## SUPPLIED PASSAGE:
--- Begin ---
How to do CopyMerge in Hadoop 3.0?
FileUtil#copyMerge method has been removed. See details for the major change:
https://issues.apache.org/jira/browse/HADOOP-12967
https://issues.apache.org/jira/browse/HADOOP-11392
You can use getmerge
Usage: hadoop fs -getmerge [-nl]
Takes a source directory and a destination file as input and concatenates files in src into the destination local file. Optionally -nl can be set to enable adding a newline character (LF) at the end of each file. -skip-empty-file can be used to avoid unwanted newline characters in case of empty files.
Examples:
hadoop fs -getmerge -nl /src /opt/output.txt
hadoop fs -getmerge -nl /src/file1.txt /src/file2.txt /output.txt
Exit Code: Returns 0 on success and non-zero on error.
https://hadoop.apache.org/docs/current/hadoop-project-dist/hadoop-common/FileSystemShell.html#getmerge
Since FileUtil.copyMerge()
has been deprecated and removed from the API starting in version 3, we can always re-implement it ourselves.
Here is the original Java implementation from previous versions.
Here is a Scala translation:
import org.apache.hadoop.conf.Configuration
import org.apache.hadoop.fs.{FileSystem, Path}
import org.apache.hadoop.io.IOUtils
import java.io.IOException
def copyMerge(
srcFS: FileSystem, srcDir: Path,
dstFS: FileSystem, dstFile: Path,
deleteSource: Boolean, conf: Configuration
): Boolean = {
if (dstFS.exists(dstFile)) {
throw new IOException(s"Target $dstFile already exists")
}
// Source path is expected to be a directory:
if (srcFS.getFileStatus(srcDir).isDirectory) {
val outputFile = dstFS.create(dstFile)
try {
srcFS
.listStatus(srcDir)
.sortBy(_.getPath.getName)
.collect {
case status if status.isFile =>
val inputFile = srcFS.open(status.getPath)
try { IOUtils.copyBytes(inputFile, outputFile, conf, false) }
finally { inputFile.close() }
}
} finally { outputFile.close() }
if (deleteSource) srcFS.delete(srcDir, true) else true
}
else false
}
--- End ---
## PROVIDED DATA:
--- Begin ---
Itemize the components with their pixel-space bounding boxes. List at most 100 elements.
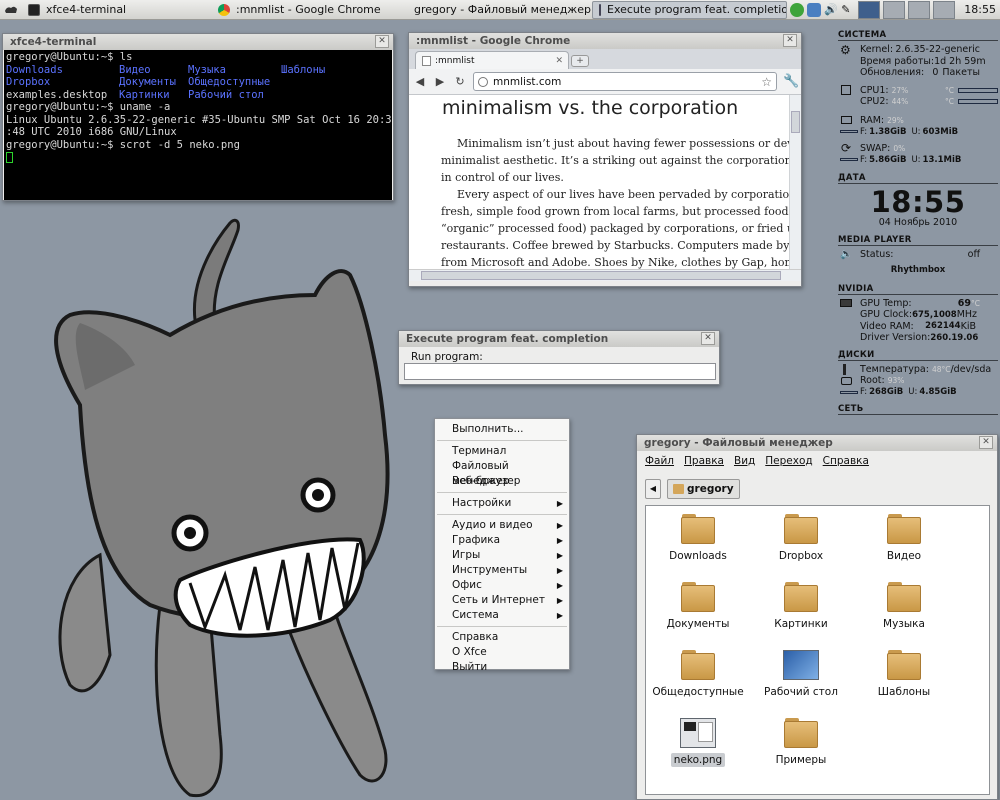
--- End ---
## GOALS:
[1] Echo the Hadoop copyMerge thread from "How to do CopyMerge" to "of empty files.".
[2] According to the Hadoop copyMerge thread, which getmerge option avoids unwanted newline characters when files are empty?

## EXERCISE ANSWERS:
[1]
How to do CopyMerge in Hadoop 3.0?
FileUtil#copyMerge method has been removed. See details for the major change:
https://issues.apache.org/jira/browse/HADOOP-12967
https://issues.apache.org/jira/browse/HADOOP-11392
You can use getmerge
Usage: hadoop fs -getmerge [-nl]
Takes a source directory and a destination file as input and concatenates files in src into the destination local file. Optionally -nl can be set to enable adding a newline character (LF) at the end of each file. -skip-empty-file can be used to avoid unwanted newline characters in case of empty files.

[2] -skip-empty-file